> **Problem statement**
Copy the following lines verbatim, leaving out the pictures.
## BEGIN Data records
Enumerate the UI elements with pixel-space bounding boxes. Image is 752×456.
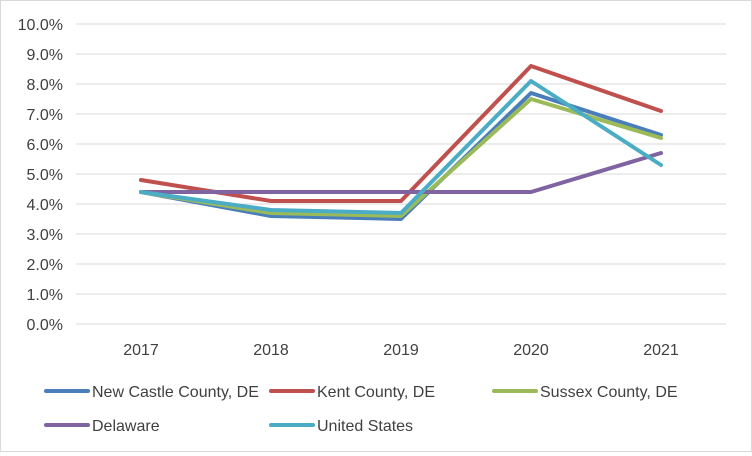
x-tick-label: 2020 <box>513 342 549 359</box>
legend-label: Delaware <box>92 418 160 435</box>
legend-label: United States <box>317 418 413 435</box>
series-line-delaware <box>139 151 663 194</box>
y-tick-label: 1.0% <box>27 287 63 304</box>
x-tick-label: 2021 <box>643 342 679 359</box>
x-tick-label: 2017 <box>123 342 159 359</box>
y-tick-label: 10.0% <box>18 17 63 34</box>
x-tick-label: 2019 <box>383 342 419 359</box>
series-line-kent-county-de <box>139 64 663 203</box>
x-tick-label: 2018 <box>253 342 289 359</box>
y-tick-label: 5.0% <box>27 167 63 184</box>
y-tick-label: 2.0% <box>27 257 63 274</box>
y-tick-label: 6.0% <box>27 137 63 154</box>
legend-label: New Castle County, DE <box>92 384 259 401</box>
y-tick-label: 4.0% <box>27 197 63 214</box>
y-tick-label: 7.0% <box>27 107 63 124</box>
y-tick-label: 8.0% <box>27 77 63 94</box>
series-line-united-states <box>139 79 663 215</box>
y-tick-label: 9.0% <box>27 47 63 64</box>
legend-label: Kent County, DE <box>317 384 435 401</box>
legend-label: Sussex County, DE <box>540 384 678 401</box>
y-tick-label: 3.0% <box>27 227 63 244</box>
y-tick-label: 0.0% <box>27 317 63 334</box>
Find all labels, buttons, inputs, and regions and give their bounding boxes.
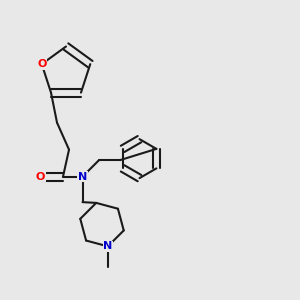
Text: O: O [36, 172, 45, 182]
Text: N: N [78, 172, 87, 182]
Text: N: N [103, 242, 112, 251]
Text: O: O [37, 59, 46, 69]
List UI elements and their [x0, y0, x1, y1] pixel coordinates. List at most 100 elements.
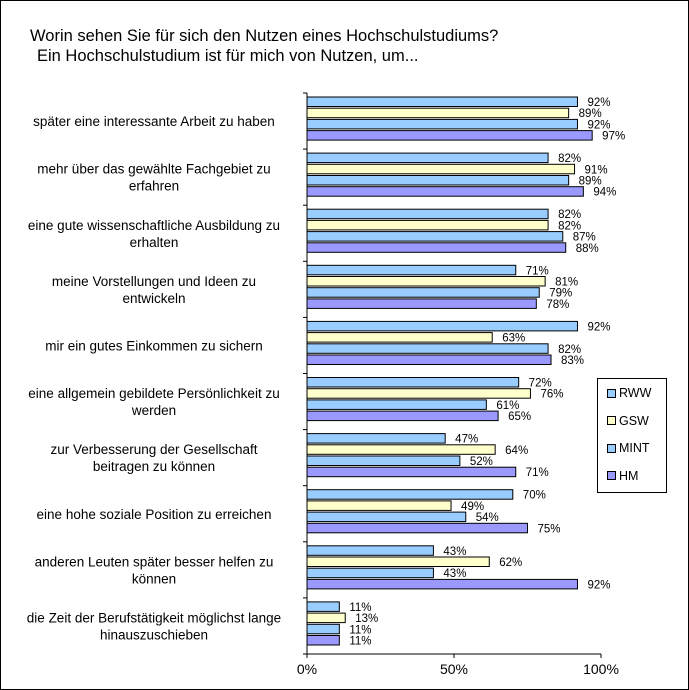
data-label: 88% — [576, 243, 599, 255]
category-label: die Zeit der Berufstätigkeit möglichst l… — [27, 610, 281, 625]
chart-title-line-1: Worin sehen Sie für sich den Nutzen eine… — [30, 27, 499, 45]
bar-mint — [306, 399, 487, 410]
data-label: 97% — [602, 131, 625, 143]
bar-rww — [306, 208, 549, 220]
data-label: 78% — [546, 299, 569, 311]
data-label: 13% — [355, 613, 378, 625]
bar-mint — [306, 118, 578, 130]
chart-title: Worin sehen Sie für sich den Nutzen eine… — [30, 26, 498, 66]
data-label: 63% — [502, 333, 525, 345]
data-label: 52% — [470, 456, 493, 468]
bar-rww — [306, 152, 549, 164]
legend-item-mint: MINT — [607, 441, 650, 455]
data-label: 43% — [443, 568, 466, 580]
bar-gsw — [306, 556, 490, 567]
legend-item-hm: HM — [607, 469, 638, 483]
category-label: hinauszuschieben — [100, 627, 208, 642]
data-label: 62% — [499, 557, 522, 569]
bar-rww — [306, 433, 446, 444]
category-label: werden — [131, 403, 176, 418]
data-label: 87% — [573, 232, 596, 244]
bar-mint — [306, 455, 461, 466]
bar-mint — [306, 287, 540, 298]
data-label: 64% — [505, 445, 528, 457]
category-label: erhalten — [130, 235, 179, 250]
x-tick-label: 100% — [583, 661, 619, 677]
data-label: 92% — [587, 97, 610, 109]
bar-mint — [306, 623, 340, 635]
bar-hm — [306, 578, 578, 590]
data-label: 94% — [593, 187, 616, 199]
data-label: 91% — [585, 164, 608, 176]
x-tick-label: 0% — [297, 661, 317, 677]
category-label: anderen Leuten später besser helfen zu — [35, 554, 274, 569]
x-tick-label: 50% — [440, 661, 468, 677]
legend-swatch — [607, 443, 616, 453]
legend: RWW GSW MINT HM — [597, 378, 667, 493]
bar-mint — [306, 511, 467, 523]
bar-hm — [306, 186, 584, 197]
data-label: 70% — [523, 490, 546, 502]
data-label: 72% — [529, 378, 552, 390]
category-label: eine allgemein gebildete Persönlichkeit … — [28, 386, 279, 401]
data-label: 92% — [587, 119, 610, 131]
bar-hm — [306, 130, 593, 141]
legend-swatch — [607, 416, 616, 425]
data-label: 81% — [555, 277, 578, 289]
data-label: 82% — [558, 153, 581, 165]
bar-mint — [306, 343, 549, 354]
bar-rww — [306, 264, 517, 276]
data-label: 43% — [443, 546, 466, 558]
bar-mint — [306, 567, 434, 579]
bar-rww — [306, 377, 520, 388]
category-label: meine Vorstellungen und Ideen zu — [52, 274, 256, 289]
data-label: 75% — [538, 523, 561, 535]
data-label: 54% — [476, 512, 499, 524]
bar-rww — [306, 320, 578, 332]
category-label: mehr über das gewählte Fachgebiet zu — [37, 162, 270, 177]
data-label: 49% — [461, 501, 484, 513]
category-label: mir ein gutes Einkommen zu sichern — [45, 338, 263, 353]
bar-rww — [306, 601, 340, 612]
bar-hm — [306, 354, 552, 365]
category-label: eine hohe soziale Position zu erreichen — [37, 507, 272, 522]
bar-mint — [306, 175, 570, 186]
legend-label: HM — [619, 468, 639, 483]
legend-swatch — [607, 388, 616, 398]
bar-rww — [306, 489, 514, 500]
legend-label: RWW — [619, 386, 652, 400]
bar-gsw — [306, 163, 576, 175]
data-label: 65% — [508, 411, 531, 423]
bar-rww — [306, 545, 434, 556]
bar-gsw — [306, 107, 570, 119]
bar-gsw — [306, 444, 496, 455]
data-label: 47% — [455, 434, 478, 446]
data-label: 92% — [587, 321, 610, 333]
data-label: 76% — [540, 389, 563, 401]
bar-rww — [306, 96, 578, 107]
bar-gsw — [306, 612, 346, 624]
bar-hm — [306, 522, 528, 534]
category-label: eine gute wissenschaftliche Ausbildung z… — [28, 218, 280, 233]
data-label: 11% — [349, 624, 371, 636]
bar-mint — [306, 231, 564, 242]
bar-gsw — [306, 388, 531, 399]
data-label: 71% — [526, 265, 549, 277]
category-label: später eine interessante Arbeit zu haben — [33, 114, 275, 129]
bar-hm — [306, 466, 517, 478]
legend-swatch — [607, 471, 616, 480]
legend-label: MINT — [619, 441, 650, 455]
data-label: 11% — [349, 602, 371, 614]
data-label: 83% — [561, 355, 584, 367]
bar-hm — [306, 410, 499, 422]
category-label: zur Verbesserung der Gesellschaft — [50, 442, 257, 457]
data-label: 82% — [558, 344, 581, 356]
data-label: 71% — [526, 467, 549, 479]
legend-item-gsw: GSW — [607, 414, 649, 428]
data-label: 82% — [558, 220, 581, 232]
category-label: können — [132, 571, 176, 586]
data-label: 92% — [587, 579, 610, 591]
bar-hm — [306, 635, 340, 646]
category-label: beitragen zu können — [93, 459, 215, 474]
## END Data records
> **Response**
Enumerate the UI elements with pixel-space bounding boxes. Image is 752×456.
x-tick-label: 2020 <box>513 342 549 359</box>
legend-label: Delaware <box>92 418 160 435</box>
legend-label: United States <box>317 418 413 435</box>
series-line-delaware <box>139 151 663 194</box>
y-tick-label: 1.0% <box>27 287 63 304</box>
x-tick-label: 2021 <box>643 342 679 359</box>
x-tick-label: 2017 <box>123 342 159 359</box>
y-tick-label: 10.0% <box>18 17 63 34</box>
x-tick-label: 2019 <box>383 342 419 359</box>
series-line-kent-county-de <box>139 64 663 203</box>
x-tick-label: 2018 <box>253 342 289 359</box>
y-tick-label: 5.0% <box>27 167 63 184</box>
y-tick-label: 2.0% <box>27 257 63 274</box>
y-tick-label: 6.0% <box>27 137 63 154</box>
legend-label: New Castle County, DE <box>92 384 259 401</box>
y-tick-label: 4.0% <box>27 197 63 214</box>
y-tick-label: 7.0% <box>27 107 63 124</box>
y-tick-label: 8.0% <box>27 77 63 94</box>
series-line-united-states <box>139 79 663 215</box>
y-tick-label: 9.0% <box>27 47 63 64</box>
legend-label: Kent County, DE <box>317 384 435 401</box>
legend-label: Sussex County, DE <box>540 384 678 401</box>
y-tick-label: 3.0% <box>27 227 63 244</box>
y-tick-label: 0.0% <box>27 317 63 334</box>
Find all labels, buttons, inputs, and regions and give their bounding boxes.
Text: O: O [36, 172, 45, 182]
Text: N: N [78, 172, 87, 182]
Text: N: N [103, 242, 112, 251]
Text: O: O [37, 59, 46, 69]
List UI elements and their [x0, y0, x1, y1] pixel coordinates. List at most 100 elements.
data-label: 88% — [576, 243, 599, 255]
category-label: die Zeit der Berufstätigkeit möglichst l… — [27, 610, 281, 625]
chart-title-line-1: Worin sehen Sie für sich den Nutzen eine… — [30, 27, 499, 45]
bar-mint — [306, 399, 487, 410]
data-label: 97% — [602, 131, 625, 143]
bar-rww — [306, 208, 549, 220]
data-label: 78% — [546, 299, 569, 311]
data-label: 13% — [355, 613, 378, 625]
bar-mint — [306, 118, 578, 130]
chart-title: Worin sehen Sie für sich den Nutzen eine… — [30, 26, 498, 66]
data-label: 63% — [502, 333, 525, 345]
data-label: 52% — [470, 456, 493, 468]
bar-rww — [306, 152, 549, 164]
legend-item-mint: MINT — [607, 441, 650, 455]
data-label: 43% — [443, 568, 466, 580]
bar-gsw — [306, 556, 490, 567]
legend-item-hm: HM — [607, 469, 638, 483]
category-label: hinauszuschieben — [100, 627, 208, 642]
data-label: 62% — [499, 557, 522, 569]
bar-rww — [306, 433, 446, 444]
category-label: werden — [131, 403, 176, 418]
data-label: 87% — [573, 232, 596, 244]
bar-mint — [306, 455, 461, 466]
bar-mint — [306, 287, 540, 298]
data-label: 64% — [505, 445, 528, 457]
category-label: erhalten — [130, 235, 179, 250]
x-tick-label: 100% — [583, 661, 619, 677]
data-label: 92% — [587, 97, 610, 109]
bar-mint — [306, 623, 340, 635]
bar-hm — [306, 578, 578, 590]
data-label: 94% — [593, 187, 616, 199]
data-label: 91% — [585, 164, 608, 176]
x-tick-label: 0% — [297, 661, 317, 677]
category-label: anderen Leuten später besser helfen zu — [35, 554, 274, 569]
x-tick-label: 50% — [440, 661, 468, 677]
legend-swatch — [607, 443, 616, 453]
legend: RWW GSW MINT HM — [597, 378, 667, 493]
bar-mint — [306, 511, 467, 523]
bar-hm — [306, 186, 584, 197]
data-label: 70% — [523, 490, 546, 502]
data-label: 72% — [529, 378, 552, 390]
category-label: eine allgemein gebildete Persönlichkeit … — [28, 386, 279, 401]
data-label: 92% — [587, 119, 610, 131]
bar-hm — [306, 130, 593, 141]
legend-swatch — [607, 416, 616, 425]
data-label: 81% — [555, 277, 578, 289]
data-label: 82% — [558, 153, 581, 165]
bar-mint — [306, 343, 549, 354]
bar-rww — [306, 264, 517, 276]
data-label: 43% — [443, 546, 466, 558]
bar-mint — [306, 567, 434, 579]
bar-rww — [306, 377, 520, 388]
category-label: meine Vorstellungen und Ideen zu — [52, 274, 256, 289]
data-label: 75% — [538, 523, 561, 535]
data-label: 54% — [476, 512, 499, 524]
bar-rww — [306, 320, 578, 332]
category-label: mehr über das gewählte Fachgebiet zu — [37, 162, 270, 177]
data-label: 49% — [461, 501, 484, 513]
category-label: mir ein gutes Einkommen zu sichern — [45, 338, 263, 353]
bar-rww — [306, 601, 340, 612]
bar-hm — [306, 354, 552, 365]
category-label: eine hohe soziale Position zu erreichen — [37, 507, 272, 522]
bar-mint — [306, 175, 570, 186]
legend-label: HM — [619, 468, 639, 483]
legend-swatch — [607, 388, 616, 398]
bar-rww — [306, 489, 514, 500]
legend-label: RWW — [619, 386, 652, 400]
bar-gsw — [306, 163, 576, 175]
data-label: 65% — [508, 411, 531, 423]
bar-rww — [306, 545, 434, 556]
bar-gsw — [306, 107, 570, 119]
bar-gsw — [306, 444, 496, 455]
data-label: 47% — [455, 434, 478, 446]
data-label: 92% — [587, 321, 610, 333]
data-label: 76% — [540, 389, 563, 401]
bar-rww — [306, 96, 578, 107]
bar-gsw — [306, 612, 346, 624]
bar-hm — [306, 522, 528, 534]
category-label: eine gute wissenschaftliche Ausbildung z… — [28, 218, 280, 233]
data-label: 11% — [349, 624, 371, 636]
bar-mint — [306, 231, 564, 242]
bar-gsw — [306, 388, 531, 399]
data-label: 71% — [526, 265, 549, 277]
category-label: später eine interessante Arbeit zu haben — [33, 114, 275, 129]
bar-hm — [306, 466, 517, 478]
legend-swatch — [607, 471, 616, 480]
legend-label: MINT — [619, 441, 650, 455]
data-label: 11% — [349, 602, 371, 614]
data-label: 83% — [561, 355, 584, 367]
bar-hm — [306, 410, 499, 422]
category-label: zur Verbesserung der Gesellschaft — [50, 442, 257, 457]
data-label: 82% — [558, 344, 581, 356]
data-label: 71% — [526, 467, 549, 479]
legend-item-gsw: GSW — [607, 414, 649, 428]
data-label: 82% — [558, 220, 581, 232]
category-label: können — [132, 571, 176, 586]
data-label: 92% — [587, 579, 610, 591]
bar-hm — [306, 635, 340, 646]
category-label: beitragen zu können — [93, 459, 215, 474]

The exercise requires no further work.